-- begin Recorded information --

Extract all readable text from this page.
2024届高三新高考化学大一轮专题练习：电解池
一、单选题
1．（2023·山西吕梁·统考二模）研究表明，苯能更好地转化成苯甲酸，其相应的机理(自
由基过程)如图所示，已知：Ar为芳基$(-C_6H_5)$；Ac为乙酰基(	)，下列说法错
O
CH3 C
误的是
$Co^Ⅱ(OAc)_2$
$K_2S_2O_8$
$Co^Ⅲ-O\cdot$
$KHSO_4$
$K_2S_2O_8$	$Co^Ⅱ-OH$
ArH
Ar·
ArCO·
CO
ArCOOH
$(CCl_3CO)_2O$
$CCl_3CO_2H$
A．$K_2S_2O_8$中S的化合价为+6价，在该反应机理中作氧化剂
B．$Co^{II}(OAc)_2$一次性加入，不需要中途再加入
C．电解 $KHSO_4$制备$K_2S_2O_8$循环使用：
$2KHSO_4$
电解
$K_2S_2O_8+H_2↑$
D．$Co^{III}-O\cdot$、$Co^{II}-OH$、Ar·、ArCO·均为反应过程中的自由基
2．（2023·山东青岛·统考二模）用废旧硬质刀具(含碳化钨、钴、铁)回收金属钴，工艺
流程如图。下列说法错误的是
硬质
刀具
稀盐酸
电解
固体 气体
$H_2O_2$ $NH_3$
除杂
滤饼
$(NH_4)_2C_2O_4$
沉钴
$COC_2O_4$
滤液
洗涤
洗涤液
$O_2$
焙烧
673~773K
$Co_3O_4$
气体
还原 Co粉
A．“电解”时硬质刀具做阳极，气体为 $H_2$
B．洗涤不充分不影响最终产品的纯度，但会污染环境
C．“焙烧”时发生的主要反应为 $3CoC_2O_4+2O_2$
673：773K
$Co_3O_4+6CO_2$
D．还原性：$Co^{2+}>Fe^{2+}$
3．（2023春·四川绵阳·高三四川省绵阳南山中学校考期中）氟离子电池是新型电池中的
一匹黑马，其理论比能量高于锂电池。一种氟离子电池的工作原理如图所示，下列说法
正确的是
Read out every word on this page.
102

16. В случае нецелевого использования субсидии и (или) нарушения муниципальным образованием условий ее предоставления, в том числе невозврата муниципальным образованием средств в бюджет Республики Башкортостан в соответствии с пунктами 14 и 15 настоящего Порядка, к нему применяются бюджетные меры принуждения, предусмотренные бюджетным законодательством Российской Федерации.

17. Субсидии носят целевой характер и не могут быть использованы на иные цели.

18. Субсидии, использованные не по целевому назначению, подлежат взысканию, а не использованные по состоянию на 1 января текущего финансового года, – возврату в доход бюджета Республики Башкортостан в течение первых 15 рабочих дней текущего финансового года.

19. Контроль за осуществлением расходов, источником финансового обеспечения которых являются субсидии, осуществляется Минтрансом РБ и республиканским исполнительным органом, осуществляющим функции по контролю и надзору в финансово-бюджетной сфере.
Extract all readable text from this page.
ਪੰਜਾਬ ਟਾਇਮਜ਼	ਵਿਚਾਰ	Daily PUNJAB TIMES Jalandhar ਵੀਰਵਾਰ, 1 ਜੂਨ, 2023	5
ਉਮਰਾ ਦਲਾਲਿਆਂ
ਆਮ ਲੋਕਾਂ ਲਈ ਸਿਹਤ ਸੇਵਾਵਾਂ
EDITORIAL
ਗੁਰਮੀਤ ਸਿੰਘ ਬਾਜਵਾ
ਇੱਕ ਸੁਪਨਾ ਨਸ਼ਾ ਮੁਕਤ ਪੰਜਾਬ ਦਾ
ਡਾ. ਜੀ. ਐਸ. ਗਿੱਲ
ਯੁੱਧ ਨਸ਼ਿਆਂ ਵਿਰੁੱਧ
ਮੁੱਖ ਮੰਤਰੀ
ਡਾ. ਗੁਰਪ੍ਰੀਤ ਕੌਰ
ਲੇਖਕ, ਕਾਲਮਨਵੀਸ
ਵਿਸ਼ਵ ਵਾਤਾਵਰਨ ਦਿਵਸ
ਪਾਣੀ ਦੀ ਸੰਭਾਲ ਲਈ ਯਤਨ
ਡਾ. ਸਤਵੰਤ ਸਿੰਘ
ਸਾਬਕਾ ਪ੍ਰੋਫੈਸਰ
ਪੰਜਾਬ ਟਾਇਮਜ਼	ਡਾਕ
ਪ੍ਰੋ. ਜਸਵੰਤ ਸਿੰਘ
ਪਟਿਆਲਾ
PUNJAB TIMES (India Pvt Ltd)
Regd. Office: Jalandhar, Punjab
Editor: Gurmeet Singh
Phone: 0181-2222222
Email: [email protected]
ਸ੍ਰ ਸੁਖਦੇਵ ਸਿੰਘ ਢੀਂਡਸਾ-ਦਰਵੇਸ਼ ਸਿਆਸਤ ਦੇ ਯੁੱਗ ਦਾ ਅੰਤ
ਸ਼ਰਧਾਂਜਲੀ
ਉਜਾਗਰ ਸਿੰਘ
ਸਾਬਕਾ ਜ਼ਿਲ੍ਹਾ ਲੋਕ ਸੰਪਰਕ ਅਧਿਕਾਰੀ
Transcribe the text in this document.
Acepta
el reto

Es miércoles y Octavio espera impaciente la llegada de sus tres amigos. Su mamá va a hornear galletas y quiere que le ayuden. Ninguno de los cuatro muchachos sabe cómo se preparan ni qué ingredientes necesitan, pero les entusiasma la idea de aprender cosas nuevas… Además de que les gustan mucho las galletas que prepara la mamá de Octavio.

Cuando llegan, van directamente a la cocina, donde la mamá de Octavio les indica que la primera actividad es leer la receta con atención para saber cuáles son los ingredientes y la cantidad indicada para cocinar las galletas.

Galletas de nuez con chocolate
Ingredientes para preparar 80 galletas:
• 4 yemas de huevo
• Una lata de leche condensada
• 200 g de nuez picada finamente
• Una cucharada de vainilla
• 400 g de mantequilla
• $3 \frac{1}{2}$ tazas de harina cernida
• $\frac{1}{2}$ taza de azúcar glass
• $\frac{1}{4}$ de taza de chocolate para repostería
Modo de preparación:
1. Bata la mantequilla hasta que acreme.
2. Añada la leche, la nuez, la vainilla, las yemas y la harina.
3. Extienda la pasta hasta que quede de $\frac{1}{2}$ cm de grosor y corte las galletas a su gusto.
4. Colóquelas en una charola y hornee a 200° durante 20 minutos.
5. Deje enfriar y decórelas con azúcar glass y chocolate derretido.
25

-- end Recorded information --

## What to work on
Give the records above again, word for word.

## Task solution
Extract all readable text from this page.
2024届高三新高考化学大一轮专题练习：电解池
一、单选题
1．（2023·山西吕梁·统考二模）研究表明，苯能更好地转化成苯甲酸，其相应的机理(自
由基过程)如图所示，已知：Ar为芳基$(-C_6H_5)$；Ac为乙酰基(	)，下列说法错
O
CH3 C
误的是
$Co^Ⅱ(OAc)_2$
$K_2S_2O_8$
$Co^Ⅲ-O\cdot$
$KHSO_4$
$K_2S_2O_8$	$Co^Ⅱ-OH$
ArH
Ar·
ArCO·
CO
ArCOOH
$(CCl_3CO)_2O$
$CCl_3CO_2H$
A．$K_2S_2O_8$中S的化合价为+6价，在该反应机理中作氧化剂
B．$Co^{II}(OAc)_2$一次性加入，不需要中途再加入
C．电解 $KHSO_4$制备$K_2S_2O_8$循环使用：
$2KHSO_4$
电解
$K_2S_2O_8+H_2↑$
D．$Co^{III}-O\cdot$、$Co^{II}-OH$、Ar·、ArCO·均为反应过程中的自由基
2．（2023·山东青岛·统考二模）用废旧硬质刀具(含碳化钨、钴、铁)回收金属钴，工艺
流程如图。下列说法错误的是
硬质
刀具
稀盐酸
电解
固体 气体
$H_2O_2$ $NH_3$
除杂
滤饼
$(NH_4)_2C_2O_4$
沉钴
$COC_2O_4$
滤液
洗涤
洗涤液
$O_2$
焙烧
673~773K
$Co_3O_4$
气体
还原 Co粉
A．“电解”时硬质刀具做阳极，气体为 $H_2$
B．洗涤不充分不影响最终产品的纯度，但会污染环境
C．“焙烧”时发生的主要反应为 $3CoC_2O_4+2O_2$
673：773K
$Co_3O_4+6CO_2$
D．还原性：$Co^{2+}>Fe^{2+}$
3．（2023春·四川绵阳·高三四川省绵阳南山中学校考期中）氟离子电池是新型电池中的
一匹黑马，其理论比能量高于锂电池。一种氟离子电池的工作原理如图所示，下列说法
正确的是
Read out every word on this page.
102

16. В случае нецелевого использования субсидии и (или) нарушения муниципальным образованием условий ее предоставления, в том числе невозврата муниципальным образованием средств в бюджет Республики Башкортостан в соответствии с пунктами 14 и 15 настоящего Порядка, к нему применяются бюджетные меры принуждения, предусмотренные бюджетным законодательством Российской Федерации.

17. Субсидии носят целевой характер и не могут быть использованы на иные цели.

18. Субсидии, использованные не по целевому назначению, подлежат взысканию, а не использованные по состоянию на 1 января текущего финансового года, – возврату в доход бюджета Республики Башкортостан в течение первых 15 рабочих дней текущего финансового года.

19. Контроль за осуществлением расходов, источником финансового обеспечения которых являются субсидии, осуществляется Минтрансом РБ и республиканским исполнительным органом, осуществляющим функции по контролю и надзору в финансово-бюджетной сфере.
Extract all readable text from this page.
ਪੰਜਾਬ ਟਾਇਮਜ਼	ਵਿਚਾਰ	Daily PUNJAB TIMES Jalandhar ਵੀਰਵਾਰ, 1 ਜੂਨ, 2023	5
ਉਮਰਾ ਦਲਾਲਿਆਂ
ਆਮ ਲੋਕਾਂ ਲਈ ਸਿਹਤ ਸੇਵਾਵਾਂ
EDITORIAL
ਗੁਰਮੀਤ ਸਿੰਘ ਬਾਜਵਾ
ਇੱਕ ਸੁਪਨਾ ਨਸ਼ਾ ਮੁਕਤ ਪੰਜਾਬ ਦਾ
ਡਾ. ਜੀ. ਐਸ. ਗਿੱਲ
ਯੁੱਧ ਨਸ਼ਿਆਂ ਵਿਰੁੱਧ
ਮੁੱਖ ਮੰਤਰੀ
ਡਾ. ਗੁਰਪ੍ਰੀਤ ਕੌਰ
ਲੇਖਕ, ਕਾਲਮਨਵੀਸ
ਵਿਸ਼ਵ ਵਾਤਾਵਰਨ ਦਿਵਸ
ਪਾਣੀ ਦੀ ਸੰਭਾਲ ਲਈ ਯਤਨ
ਡਾ. ਸਤਵੰਤ ਸਿੰਘ
ਸਾਬਕਾ ਪ੍ਰੋਫੈਸਰ
ਪੰਜਾਬ ਟਾਇਮਜ਼	ਡਾਕ
ਪ੍ਰੋ. ਜਸਵੰਤ ਸਿੰਘ
ਪਟਿਆਲਾ
PUNJAB TIMES (India Pvt Ltd)
Regd. Office: Jalandhar, Punjab
Editor: Gurmeet Singh
Phone: 0181-2222222
Email: [email protected]
ਸ੍ਰ ਸੁਖਦੇਵ ਸਿੰਘ ਢੀਂਡਸਾ-ਦਰਵੇਸ਼ ਸਿਆਸਤ ਦੇ ਯੁੱਗ ਦਾ ਅੰਤ
ਸ਼ਰਧਾਂਜਲੀ
ਉਜਾਗਰ ਸਿੰਘ
ਸਾਬਕਾ ਜ਼ਿਲ੍ਹਾ ਲੋਕ ਸੰਪਰਕ ਅਧਿਕਾਰੀ
Transcribe the text in this document.
Acepta
el reto

Es miércoles y Octavio espera impaciente la llegada de sus tres amigos. Su mamá va a hornear galletas y quiere que le ayuden. Ninguno de los cuatro muchachos sabe cómo se preparan ni qué ingredientes necesitan, pero les entusiasma la idea de aprender cosas nuevas… Además de que les gustan mucho las galletas que prepara la mamá de Octavio.

Cuando llegan, van directamente a la cocina, donde la mamá de Octavio les indica que la primera actividad es leer la receta con atención para saber cuáles son los ingredientes y la cantidad indicada para cocinar las galletas.

Galletas de nuez con chocolate
Ingredientes para preparar 80 galletas:
• 4 yemas de huevo
• Una lata de leche condensada
• 200 g de nuez picada finamente
• Una cucharada de vainilla
• 400 g de mantequilla
• $3 \frac{1}{2}$ tazas de harina cernida
• $\frac{1}{2}$ taza de azúcar glass
• $\frac{1}{4}$ de taza de chocolate para repostería
Modo de preparación:
1. Bata la mantequilla hasta que acreme.
2. Añada la leche, la nuez, la vainilla, las yemas y la harina.
3. Extienda la pasta hasta que quede de $\frac{1}{2}$ cm de grosor y corte las galletas a su gusto.
4. Colóquelas en una charola y hornee a 200° durante 20 minutos.
5. Deje enfriar y decórelas con azúcar glass y chocolate derretido.
25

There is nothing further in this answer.